*Problem*: Locate the string "title" in the records below. Copy every line where it occurs.

Data records:
= = = = = = =

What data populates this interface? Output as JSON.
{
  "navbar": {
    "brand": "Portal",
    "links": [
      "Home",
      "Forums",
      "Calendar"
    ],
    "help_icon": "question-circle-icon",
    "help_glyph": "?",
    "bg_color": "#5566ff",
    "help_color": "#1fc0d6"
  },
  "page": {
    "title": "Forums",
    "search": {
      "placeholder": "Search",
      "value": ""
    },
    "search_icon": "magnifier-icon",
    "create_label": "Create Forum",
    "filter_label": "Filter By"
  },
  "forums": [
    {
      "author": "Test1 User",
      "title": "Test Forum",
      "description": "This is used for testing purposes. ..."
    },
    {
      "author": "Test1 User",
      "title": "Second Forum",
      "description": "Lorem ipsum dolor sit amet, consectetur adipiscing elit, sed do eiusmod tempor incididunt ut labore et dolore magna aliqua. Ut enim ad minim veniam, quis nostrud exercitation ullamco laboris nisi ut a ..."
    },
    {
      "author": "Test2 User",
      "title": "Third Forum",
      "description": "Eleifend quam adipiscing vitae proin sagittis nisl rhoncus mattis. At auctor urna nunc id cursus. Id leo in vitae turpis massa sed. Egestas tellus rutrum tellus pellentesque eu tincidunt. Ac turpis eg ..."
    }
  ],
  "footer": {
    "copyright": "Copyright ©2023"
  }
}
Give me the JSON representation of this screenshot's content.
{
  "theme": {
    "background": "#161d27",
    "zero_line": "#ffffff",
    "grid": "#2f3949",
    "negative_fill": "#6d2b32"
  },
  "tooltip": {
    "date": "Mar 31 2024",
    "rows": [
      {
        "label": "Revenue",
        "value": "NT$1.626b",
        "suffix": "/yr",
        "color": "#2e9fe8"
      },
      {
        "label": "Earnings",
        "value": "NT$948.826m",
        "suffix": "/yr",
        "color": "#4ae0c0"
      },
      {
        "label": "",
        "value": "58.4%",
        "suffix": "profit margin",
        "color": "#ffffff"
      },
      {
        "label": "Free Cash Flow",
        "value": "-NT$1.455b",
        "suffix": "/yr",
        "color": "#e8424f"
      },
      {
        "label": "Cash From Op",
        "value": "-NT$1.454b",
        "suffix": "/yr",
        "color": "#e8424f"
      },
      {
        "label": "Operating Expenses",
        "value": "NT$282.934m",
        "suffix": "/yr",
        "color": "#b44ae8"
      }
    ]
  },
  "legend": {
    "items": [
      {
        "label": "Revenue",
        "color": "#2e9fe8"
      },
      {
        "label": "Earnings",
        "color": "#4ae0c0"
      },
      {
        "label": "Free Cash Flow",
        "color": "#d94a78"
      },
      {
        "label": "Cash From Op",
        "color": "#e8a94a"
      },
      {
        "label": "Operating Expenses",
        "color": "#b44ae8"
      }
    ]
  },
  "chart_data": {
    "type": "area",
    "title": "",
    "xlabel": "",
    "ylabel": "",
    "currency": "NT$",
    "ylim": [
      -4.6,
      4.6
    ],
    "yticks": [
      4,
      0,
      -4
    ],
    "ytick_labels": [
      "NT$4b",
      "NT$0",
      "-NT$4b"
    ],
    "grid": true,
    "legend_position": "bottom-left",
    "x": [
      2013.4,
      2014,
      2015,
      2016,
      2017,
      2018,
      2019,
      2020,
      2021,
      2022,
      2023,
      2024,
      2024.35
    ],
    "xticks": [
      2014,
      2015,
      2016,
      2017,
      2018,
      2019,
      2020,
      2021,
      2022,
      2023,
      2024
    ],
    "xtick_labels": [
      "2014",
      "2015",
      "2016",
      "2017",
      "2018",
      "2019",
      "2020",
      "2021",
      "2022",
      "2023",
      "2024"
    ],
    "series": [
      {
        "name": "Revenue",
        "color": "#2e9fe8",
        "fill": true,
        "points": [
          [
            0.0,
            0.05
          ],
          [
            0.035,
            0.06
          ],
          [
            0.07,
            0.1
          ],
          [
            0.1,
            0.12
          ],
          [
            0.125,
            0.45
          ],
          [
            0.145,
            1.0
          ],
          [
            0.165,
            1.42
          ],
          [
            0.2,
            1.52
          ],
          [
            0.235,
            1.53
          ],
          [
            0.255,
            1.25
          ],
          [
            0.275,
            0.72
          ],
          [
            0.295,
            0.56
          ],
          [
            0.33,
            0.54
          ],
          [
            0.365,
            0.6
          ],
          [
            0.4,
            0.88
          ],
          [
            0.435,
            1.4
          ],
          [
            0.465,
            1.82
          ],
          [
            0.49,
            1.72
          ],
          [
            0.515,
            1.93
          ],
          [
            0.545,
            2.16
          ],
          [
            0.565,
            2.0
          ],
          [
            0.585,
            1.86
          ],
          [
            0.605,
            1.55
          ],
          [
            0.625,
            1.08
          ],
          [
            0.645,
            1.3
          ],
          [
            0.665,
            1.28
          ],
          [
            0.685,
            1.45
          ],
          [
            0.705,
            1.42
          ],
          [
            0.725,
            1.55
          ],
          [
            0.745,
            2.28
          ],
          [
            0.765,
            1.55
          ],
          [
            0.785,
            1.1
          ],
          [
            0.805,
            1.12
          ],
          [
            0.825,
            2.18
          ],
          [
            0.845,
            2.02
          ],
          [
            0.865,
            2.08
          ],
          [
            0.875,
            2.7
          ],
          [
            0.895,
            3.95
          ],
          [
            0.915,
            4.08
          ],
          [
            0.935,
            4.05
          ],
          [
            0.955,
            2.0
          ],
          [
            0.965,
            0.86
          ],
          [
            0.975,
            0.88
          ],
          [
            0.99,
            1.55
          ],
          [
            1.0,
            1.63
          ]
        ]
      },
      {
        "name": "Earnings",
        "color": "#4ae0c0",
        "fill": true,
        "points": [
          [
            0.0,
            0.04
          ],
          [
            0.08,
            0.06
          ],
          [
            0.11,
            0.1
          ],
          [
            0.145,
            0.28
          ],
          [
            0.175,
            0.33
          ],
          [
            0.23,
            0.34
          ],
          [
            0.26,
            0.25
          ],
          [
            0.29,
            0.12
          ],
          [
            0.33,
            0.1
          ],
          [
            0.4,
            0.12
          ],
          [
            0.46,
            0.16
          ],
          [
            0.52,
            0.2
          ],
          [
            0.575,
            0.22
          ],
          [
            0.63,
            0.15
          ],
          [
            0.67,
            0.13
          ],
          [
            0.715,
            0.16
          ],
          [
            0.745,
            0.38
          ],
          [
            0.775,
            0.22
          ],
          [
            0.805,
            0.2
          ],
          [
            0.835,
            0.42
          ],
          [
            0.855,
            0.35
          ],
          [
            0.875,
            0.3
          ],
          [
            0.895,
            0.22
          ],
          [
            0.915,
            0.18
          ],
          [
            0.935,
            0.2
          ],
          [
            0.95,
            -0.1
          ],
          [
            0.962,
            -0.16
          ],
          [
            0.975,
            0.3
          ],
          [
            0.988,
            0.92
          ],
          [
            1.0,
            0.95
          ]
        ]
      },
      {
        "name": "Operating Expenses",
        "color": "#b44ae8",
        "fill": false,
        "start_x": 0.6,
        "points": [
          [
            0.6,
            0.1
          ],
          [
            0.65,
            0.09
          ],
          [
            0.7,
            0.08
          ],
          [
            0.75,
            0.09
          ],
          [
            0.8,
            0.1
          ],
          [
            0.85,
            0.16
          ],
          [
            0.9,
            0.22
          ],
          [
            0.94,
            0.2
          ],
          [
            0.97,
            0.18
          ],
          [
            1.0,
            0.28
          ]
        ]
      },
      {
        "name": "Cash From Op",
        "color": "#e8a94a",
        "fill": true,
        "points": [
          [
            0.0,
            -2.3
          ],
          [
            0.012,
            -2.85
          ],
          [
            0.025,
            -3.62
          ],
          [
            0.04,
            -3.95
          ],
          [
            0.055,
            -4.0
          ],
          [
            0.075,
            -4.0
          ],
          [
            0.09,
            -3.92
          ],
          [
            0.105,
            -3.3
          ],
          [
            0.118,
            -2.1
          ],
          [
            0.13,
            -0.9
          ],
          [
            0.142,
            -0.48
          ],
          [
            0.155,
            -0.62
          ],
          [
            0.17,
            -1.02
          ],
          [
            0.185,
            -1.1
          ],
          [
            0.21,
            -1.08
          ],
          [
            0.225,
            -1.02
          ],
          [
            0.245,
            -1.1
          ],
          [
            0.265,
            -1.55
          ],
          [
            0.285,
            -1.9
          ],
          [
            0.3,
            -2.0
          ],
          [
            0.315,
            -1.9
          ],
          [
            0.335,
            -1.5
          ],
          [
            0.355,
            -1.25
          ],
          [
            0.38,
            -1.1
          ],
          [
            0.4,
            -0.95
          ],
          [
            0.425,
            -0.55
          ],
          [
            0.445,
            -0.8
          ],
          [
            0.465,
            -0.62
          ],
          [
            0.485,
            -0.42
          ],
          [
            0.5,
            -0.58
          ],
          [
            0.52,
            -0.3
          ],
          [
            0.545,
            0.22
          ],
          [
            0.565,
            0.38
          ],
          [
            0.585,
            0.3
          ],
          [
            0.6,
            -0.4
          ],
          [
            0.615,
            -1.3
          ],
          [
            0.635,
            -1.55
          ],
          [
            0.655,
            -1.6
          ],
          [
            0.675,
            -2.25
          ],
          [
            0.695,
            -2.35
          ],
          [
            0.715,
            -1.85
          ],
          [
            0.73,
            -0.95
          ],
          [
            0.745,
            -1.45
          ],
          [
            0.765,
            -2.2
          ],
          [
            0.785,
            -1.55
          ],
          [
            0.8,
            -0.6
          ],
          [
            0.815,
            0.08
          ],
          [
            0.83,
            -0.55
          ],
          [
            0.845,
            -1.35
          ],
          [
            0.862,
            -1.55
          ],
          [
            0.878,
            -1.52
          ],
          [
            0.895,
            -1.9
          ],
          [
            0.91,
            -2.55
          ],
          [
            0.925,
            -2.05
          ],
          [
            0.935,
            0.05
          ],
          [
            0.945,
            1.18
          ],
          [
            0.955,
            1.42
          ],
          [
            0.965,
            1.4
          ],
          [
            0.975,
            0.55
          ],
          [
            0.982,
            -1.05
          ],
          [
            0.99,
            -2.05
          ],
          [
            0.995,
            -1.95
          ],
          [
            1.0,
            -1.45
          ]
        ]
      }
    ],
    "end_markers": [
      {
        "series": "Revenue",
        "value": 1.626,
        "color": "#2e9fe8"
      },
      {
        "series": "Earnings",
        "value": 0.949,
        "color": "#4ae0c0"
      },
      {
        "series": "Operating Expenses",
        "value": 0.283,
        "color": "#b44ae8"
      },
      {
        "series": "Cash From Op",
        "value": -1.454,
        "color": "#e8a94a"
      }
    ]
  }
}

= = = = = = =

*Exercise solution*:
    "title": "Forums",
      "title": "Test Forum",
      "title": "Second Forum",
      "title": "Third Forum",
    "title": "",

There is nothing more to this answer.